### Your instructions
Write each line out exactly, leaving none out.

### Supplied records
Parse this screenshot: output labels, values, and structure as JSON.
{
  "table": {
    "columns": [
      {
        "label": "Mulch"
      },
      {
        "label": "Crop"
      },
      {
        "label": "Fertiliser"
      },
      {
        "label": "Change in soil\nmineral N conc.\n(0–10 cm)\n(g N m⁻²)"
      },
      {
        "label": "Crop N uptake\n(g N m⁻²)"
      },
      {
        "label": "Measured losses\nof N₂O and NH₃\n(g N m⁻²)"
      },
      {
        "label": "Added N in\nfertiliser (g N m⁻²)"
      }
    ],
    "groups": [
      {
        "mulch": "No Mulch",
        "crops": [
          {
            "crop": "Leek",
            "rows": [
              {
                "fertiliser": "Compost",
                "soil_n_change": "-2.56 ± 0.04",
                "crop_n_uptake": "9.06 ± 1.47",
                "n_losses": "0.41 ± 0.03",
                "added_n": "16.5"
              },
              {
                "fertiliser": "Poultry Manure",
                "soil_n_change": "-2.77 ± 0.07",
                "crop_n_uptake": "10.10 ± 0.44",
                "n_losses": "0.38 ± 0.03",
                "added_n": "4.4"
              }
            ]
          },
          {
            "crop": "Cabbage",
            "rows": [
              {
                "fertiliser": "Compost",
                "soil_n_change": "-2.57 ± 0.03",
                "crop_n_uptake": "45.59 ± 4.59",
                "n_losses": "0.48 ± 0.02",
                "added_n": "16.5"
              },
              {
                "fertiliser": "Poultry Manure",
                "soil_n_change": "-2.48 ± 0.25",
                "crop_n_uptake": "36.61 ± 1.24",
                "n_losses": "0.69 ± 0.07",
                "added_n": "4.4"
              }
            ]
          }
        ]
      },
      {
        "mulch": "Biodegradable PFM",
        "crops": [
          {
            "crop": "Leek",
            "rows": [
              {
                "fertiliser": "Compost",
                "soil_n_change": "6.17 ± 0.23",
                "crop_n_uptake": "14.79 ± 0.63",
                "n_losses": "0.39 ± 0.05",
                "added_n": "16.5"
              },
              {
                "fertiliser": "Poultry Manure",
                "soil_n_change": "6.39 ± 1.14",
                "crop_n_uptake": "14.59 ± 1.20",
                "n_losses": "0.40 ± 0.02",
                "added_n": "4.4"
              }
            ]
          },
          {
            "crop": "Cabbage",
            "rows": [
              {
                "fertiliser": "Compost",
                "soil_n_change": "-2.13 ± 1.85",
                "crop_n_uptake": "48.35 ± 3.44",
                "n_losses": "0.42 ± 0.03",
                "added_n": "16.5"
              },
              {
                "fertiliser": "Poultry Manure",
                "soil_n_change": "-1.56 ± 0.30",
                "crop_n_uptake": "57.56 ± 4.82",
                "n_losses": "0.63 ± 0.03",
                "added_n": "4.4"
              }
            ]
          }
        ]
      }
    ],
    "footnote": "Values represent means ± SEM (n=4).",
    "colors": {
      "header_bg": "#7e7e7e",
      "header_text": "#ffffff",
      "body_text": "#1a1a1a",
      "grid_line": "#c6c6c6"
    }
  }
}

### Worked answer
Parse this screenshot: output labels, values, and structure as JSON.
{
  "table": {
    "columns": [
      {
        "label": "Mulch"
      },
      {
        "label": "Crop"
      },
      {
        "label": "Fertiliser"
      },
      {
        "label": "Change in soil\nmineral N conc.\n(0–10 cm)\n(g N m⁻²)"
      },
      {
        "label": "Crop N uptake\n(g N m⁻²)"
      },
      {
        "label": "Measured losses\nof N₂O and NH₃\n(g N m⁻²)"
      },
      {
        "label": "Added N in\nfertiliser (g N m⁻²)"
      }
    ],
    "groups": [
      {
        "mulch": "No Mulch",
        "crops": [
          {
            "crop": "Leek",
            "rows": [
              {
                "fertiliser": "Compost",
                "soil_n_change": "-2.56 ± 0.04",
                "crop_n_uptake": "9.06 ± 1.47",
                "n_losses": "0.41 ± 0.03",
                "added_n": "16.5"
              },
              {
                "fertiliser": "Poultry Manure",
                "soil_n_change": "-2.77 ± 0.07",
                "crop_n_uptake": "10.10 ± 0.44",
                "n_losses": "0.38 ± 0.03",
                "added_n": "4.4"
              }
            ]
          },
          {
            "crop": "Cabbage",
            "rows": [
              {
                "fertiliser": "Compost",
                "soil_n_change": "-2.57 ± 0.03",
                "crop_n_uptake": "45.59 ± 4.59",
                "n_losses": "0.48 ± 0.02",
                "added_n": "16.5"
              },
              {
                "fertiliser": "Poultry Manure",
                "soil_n_change": "-2.48 ± 0.25",
                "crop_n_uptake": "36.61 ± 1.24",
                "n_losses": "0.69 ± 0.07",
                "added_n": "4.4"
              }
            ]
          }
        ]
      },
      {
        "mulch": "Biodegradable PFM",
        "crops": [
          {
            "crop": "Leek",
            "rows": [
              {
                "fertiliser": "Compost",
                "soil_n_change": "6.17 ± 0.23",
                "crop_n_uptake": "14.79 ± 0.63",
                "n_losses": "0.39 ± 0.05",
                "added_n": "16.5"
              },
              {
                "fertiliser": "Poultry Manure",
                "soil_n_change": "6.39 ± 1.14",
                "crop_n_uptake": "14.59 ± 1.20",
                "n_losses": "0.40 ± 0.02",
                "added_n": "4.4"
              }
            ]
          },
          {
            "crop": "Cabbage",
            "rows": [
              {
                "fertiliser": "Compost",
                "soil_n_change": "-2.13 ± 1.85",
                "crop_n_uptake": "48.35 ± 3.44",
                "n_losses": "0.42 ± 0.03",
                "added_n": "16.5"
              },
              {
                "fertiliser": "Poultry Manure",
                "soil_n_change": "-1.56 ± 0.30",
                "crop_n_uptake": "57.56 ± 4.82",
                "n_losses": "0.63 ± 0.03",
                "added_n": "4.4"
              }
            ]
          }
        ]
      }
    ],
    "footnote": "Values represent means ± SEM (n=4).",
    "colors": {
      "header_bg": "#7e7e7e",
      "header_text": "#ffffff",
      "body_text": "#1a1a1a",
      "grid_line": "#c6c6c6"
    }
  }
}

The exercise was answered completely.